**WORK TO DO**
Work out how many lines in the entries contain the string "document", and give nothing but that number.

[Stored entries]

####################

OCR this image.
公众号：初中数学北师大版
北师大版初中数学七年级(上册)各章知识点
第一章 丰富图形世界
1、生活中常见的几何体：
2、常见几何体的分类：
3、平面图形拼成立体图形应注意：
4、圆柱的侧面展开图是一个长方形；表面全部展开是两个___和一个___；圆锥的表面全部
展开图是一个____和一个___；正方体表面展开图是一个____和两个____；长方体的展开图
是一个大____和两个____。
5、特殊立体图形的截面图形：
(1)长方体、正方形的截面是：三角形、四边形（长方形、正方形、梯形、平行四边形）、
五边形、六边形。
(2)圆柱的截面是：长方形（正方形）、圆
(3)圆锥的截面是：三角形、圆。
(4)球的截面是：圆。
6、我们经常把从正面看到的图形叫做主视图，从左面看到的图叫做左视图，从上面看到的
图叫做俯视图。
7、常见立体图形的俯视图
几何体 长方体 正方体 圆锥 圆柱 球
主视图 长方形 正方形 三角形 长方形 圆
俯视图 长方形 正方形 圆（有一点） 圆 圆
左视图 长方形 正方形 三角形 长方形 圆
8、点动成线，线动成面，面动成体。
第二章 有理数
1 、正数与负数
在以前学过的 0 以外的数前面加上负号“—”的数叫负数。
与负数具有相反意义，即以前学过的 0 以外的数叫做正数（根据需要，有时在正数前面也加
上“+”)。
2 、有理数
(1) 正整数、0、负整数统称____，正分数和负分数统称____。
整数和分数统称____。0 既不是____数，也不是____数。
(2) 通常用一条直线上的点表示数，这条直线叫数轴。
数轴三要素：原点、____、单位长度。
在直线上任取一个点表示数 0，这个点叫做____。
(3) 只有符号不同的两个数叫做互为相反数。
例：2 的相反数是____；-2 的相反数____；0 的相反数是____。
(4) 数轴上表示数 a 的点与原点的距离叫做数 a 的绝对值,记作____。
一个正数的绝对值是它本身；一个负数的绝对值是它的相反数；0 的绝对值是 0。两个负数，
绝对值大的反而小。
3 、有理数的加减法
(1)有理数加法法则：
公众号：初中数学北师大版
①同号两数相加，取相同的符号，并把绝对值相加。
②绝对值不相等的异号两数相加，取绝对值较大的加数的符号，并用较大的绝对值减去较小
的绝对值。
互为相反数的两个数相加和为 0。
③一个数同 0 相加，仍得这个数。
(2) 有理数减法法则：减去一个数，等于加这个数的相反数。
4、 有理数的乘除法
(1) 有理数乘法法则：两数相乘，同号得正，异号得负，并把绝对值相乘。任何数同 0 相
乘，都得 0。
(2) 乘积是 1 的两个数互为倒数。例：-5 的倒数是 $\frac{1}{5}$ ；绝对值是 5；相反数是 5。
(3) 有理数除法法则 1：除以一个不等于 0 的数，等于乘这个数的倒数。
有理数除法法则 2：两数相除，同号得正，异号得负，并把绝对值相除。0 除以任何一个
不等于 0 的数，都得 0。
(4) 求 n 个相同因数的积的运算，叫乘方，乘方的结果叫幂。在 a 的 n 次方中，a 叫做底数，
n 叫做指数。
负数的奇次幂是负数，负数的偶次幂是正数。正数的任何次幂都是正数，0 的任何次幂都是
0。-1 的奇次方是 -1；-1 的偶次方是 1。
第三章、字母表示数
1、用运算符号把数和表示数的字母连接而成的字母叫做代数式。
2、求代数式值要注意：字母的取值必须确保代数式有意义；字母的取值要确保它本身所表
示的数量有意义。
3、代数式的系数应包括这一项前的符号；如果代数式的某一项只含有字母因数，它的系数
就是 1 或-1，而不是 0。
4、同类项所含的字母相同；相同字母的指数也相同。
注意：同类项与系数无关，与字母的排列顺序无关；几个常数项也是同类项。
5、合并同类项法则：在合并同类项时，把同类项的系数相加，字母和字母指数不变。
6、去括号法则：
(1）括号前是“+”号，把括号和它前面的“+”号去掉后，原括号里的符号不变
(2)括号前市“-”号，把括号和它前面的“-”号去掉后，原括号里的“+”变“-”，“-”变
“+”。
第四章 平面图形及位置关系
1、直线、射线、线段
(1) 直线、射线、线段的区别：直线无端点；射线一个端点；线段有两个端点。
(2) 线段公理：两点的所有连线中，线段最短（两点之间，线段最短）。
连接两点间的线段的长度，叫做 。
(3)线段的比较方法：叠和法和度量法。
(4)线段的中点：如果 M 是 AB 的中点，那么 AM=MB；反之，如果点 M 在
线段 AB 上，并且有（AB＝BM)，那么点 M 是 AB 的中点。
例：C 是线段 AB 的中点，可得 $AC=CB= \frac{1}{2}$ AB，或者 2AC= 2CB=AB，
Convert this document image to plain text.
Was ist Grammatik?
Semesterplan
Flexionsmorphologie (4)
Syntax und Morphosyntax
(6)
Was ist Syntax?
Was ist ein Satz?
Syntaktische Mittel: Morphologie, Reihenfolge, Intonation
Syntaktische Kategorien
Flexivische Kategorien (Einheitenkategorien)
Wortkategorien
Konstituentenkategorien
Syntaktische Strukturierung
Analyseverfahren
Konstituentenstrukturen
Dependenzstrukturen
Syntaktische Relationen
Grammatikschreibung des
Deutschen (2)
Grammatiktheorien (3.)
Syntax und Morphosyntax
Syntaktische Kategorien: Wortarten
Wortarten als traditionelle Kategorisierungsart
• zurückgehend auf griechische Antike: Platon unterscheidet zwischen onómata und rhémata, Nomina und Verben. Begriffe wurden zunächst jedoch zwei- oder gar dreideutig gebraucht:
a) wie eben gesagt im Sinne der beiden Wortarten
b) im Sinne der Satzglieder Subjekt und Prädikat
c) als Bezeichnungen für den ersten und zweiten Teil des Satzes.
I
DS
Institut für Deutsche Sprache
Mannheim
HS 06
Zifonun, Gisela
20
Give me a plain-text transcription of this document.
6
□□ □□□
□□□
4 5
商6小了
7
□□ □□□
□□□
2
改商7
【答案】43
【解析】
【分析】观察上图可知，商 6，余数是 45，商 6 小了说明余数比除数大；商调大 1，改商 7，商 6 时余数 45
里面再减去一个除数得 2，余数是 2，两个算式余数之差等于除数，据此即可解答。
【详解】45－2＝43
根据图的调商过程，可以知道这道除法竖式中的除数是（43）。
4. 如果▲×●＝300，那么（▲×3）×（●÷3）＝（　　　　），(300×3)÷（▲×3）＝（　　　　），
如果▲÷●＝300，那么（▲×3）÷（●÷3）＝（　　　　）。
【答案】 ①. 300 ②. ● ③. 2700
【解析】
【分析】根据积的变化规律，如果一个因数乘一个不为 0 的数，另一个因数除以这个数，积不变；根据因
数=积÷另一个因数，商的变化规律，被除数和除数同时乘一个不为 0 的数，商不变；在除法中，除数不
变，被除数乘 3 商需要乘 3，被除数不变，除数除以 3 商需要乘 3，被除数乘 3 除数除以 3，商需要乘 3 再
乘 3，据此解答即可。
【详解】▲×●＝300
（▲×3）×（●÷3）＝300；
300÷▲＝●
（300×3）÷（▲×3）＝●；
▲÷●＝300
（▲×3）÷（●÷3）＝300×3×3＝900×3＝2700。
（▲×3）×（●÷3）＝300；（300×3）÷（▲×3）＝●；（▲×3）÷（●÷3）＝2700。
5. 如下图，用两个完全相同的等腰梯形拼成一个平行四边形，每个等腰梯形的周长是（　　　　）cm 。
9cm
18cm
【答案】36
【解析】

####################

**FINISHED TASK**
2